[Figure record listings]
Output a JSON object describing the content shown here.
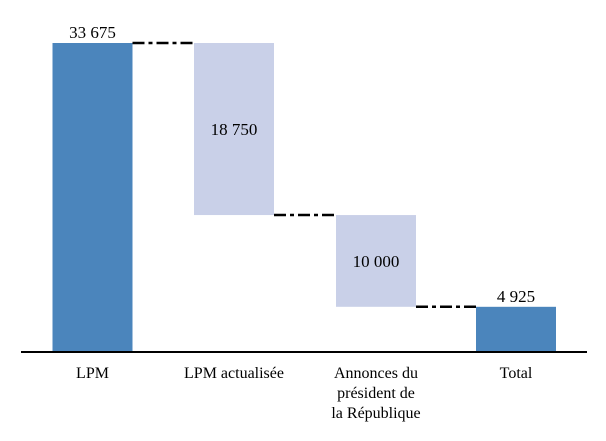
{
  "chart_data": {
    "type": "waterfall",
    "title": "",
    "xlabel": "",
    "ylabel": "",
    "categories": [
      "LPM",
      "LPM actualisée",
      "Annonces du président de la République",
      "Total"
    ],
    "bars": [
      {
        "id": "lpm",
        "category": "LPM",
        "category_lines": [
          "LPM"
        ],
        "value": 33675,
        "value_label": "33 675",
        "kind": "total",
        "level_start": 0,
        "level_end": 33675,
        "value_label_position": "above"
      },
      {
        "id": "lpm-actualisee",
        "category": "LPM actualisée",
        "category_lines": [
          "LPM actualisée"
        ],
        "value": 18750,
        "value_label": "18 750",
        "kind": "decrease",
        "level_start": 33675,
        "level_end": 14925,
        "value_label_position": "inside"
      },
      {
        "id": "annonces-president",
        "category": "Annonces du président de la République",
        "category_lines": [
          "Annonces du",
          "président de",
          "la République"
        ],
        "value": 10000,
        "value_label": "10 000",
        "kind": "decrease",
        "level_start": 14925,
        "level_end": 4925,
        "value_label_position": "inside"
      },
      {
        "id": "total",
        "category": "Total",
        "category_lines": [
          "Total"
        ],
        "value": 4925,
        "value_label": "4 925",
        "kind": "total",
        "level_start": 0,
        "level_end": 4925,
        "value_label_position": "above"
      }
    ],
    "ylim": [
      0,
      33675
    ],
    "grid": false,
    "legend": "none",
    "connector_style": "dash-dot",
    "colors": {
      "total_bar": "#4b85bc",
      "floating_bar": "#c9d0e8",
      "connector": "#000000",
      "axis": "#000000",
      "text": "#000000",
      "background": "#ffffff"
    }
  }
}
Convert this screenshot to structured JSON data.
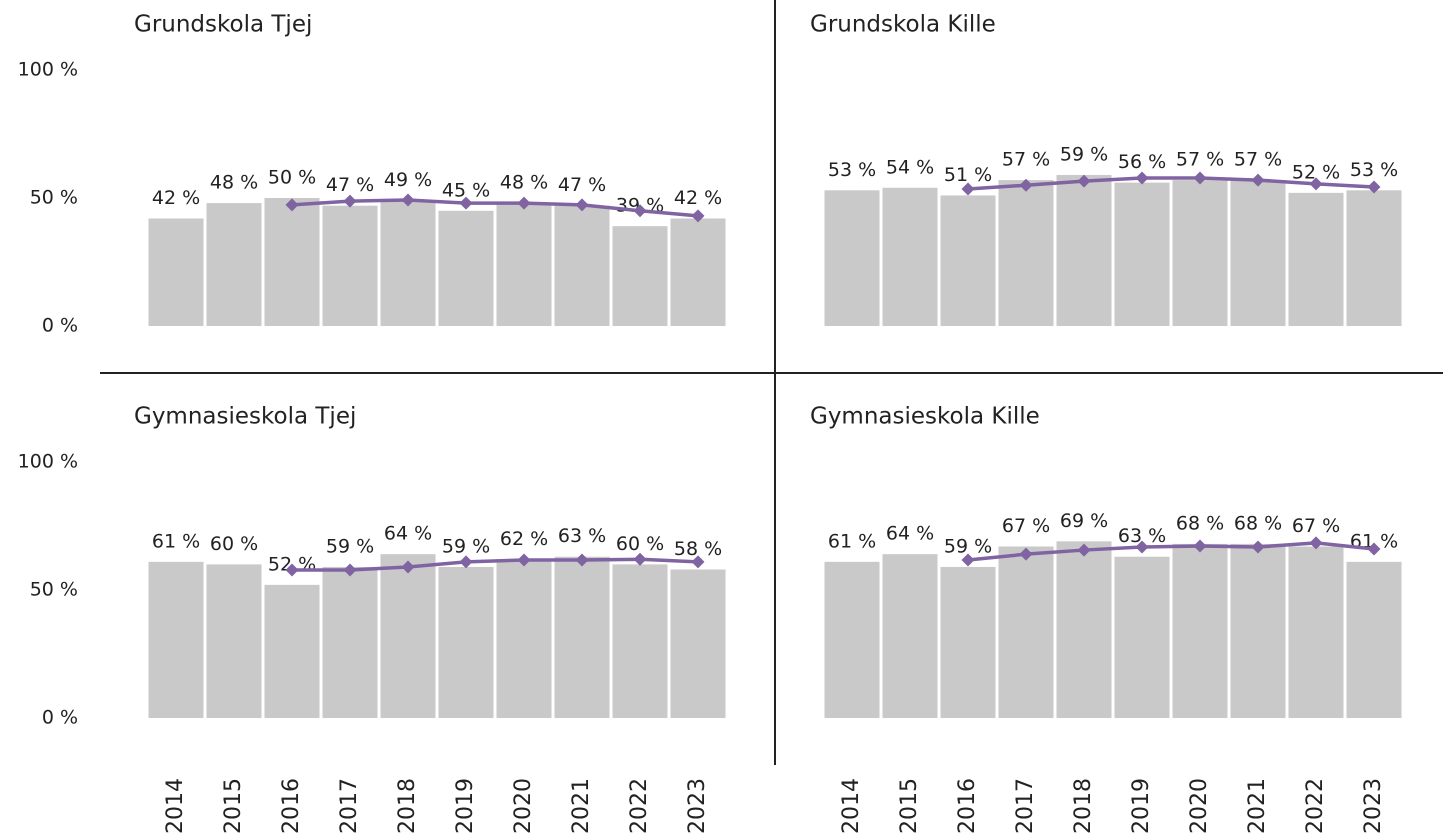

## Direction
Looking at the records above, work out how many lines include the string "République". Give the number and nothing else.

## Response to the task
3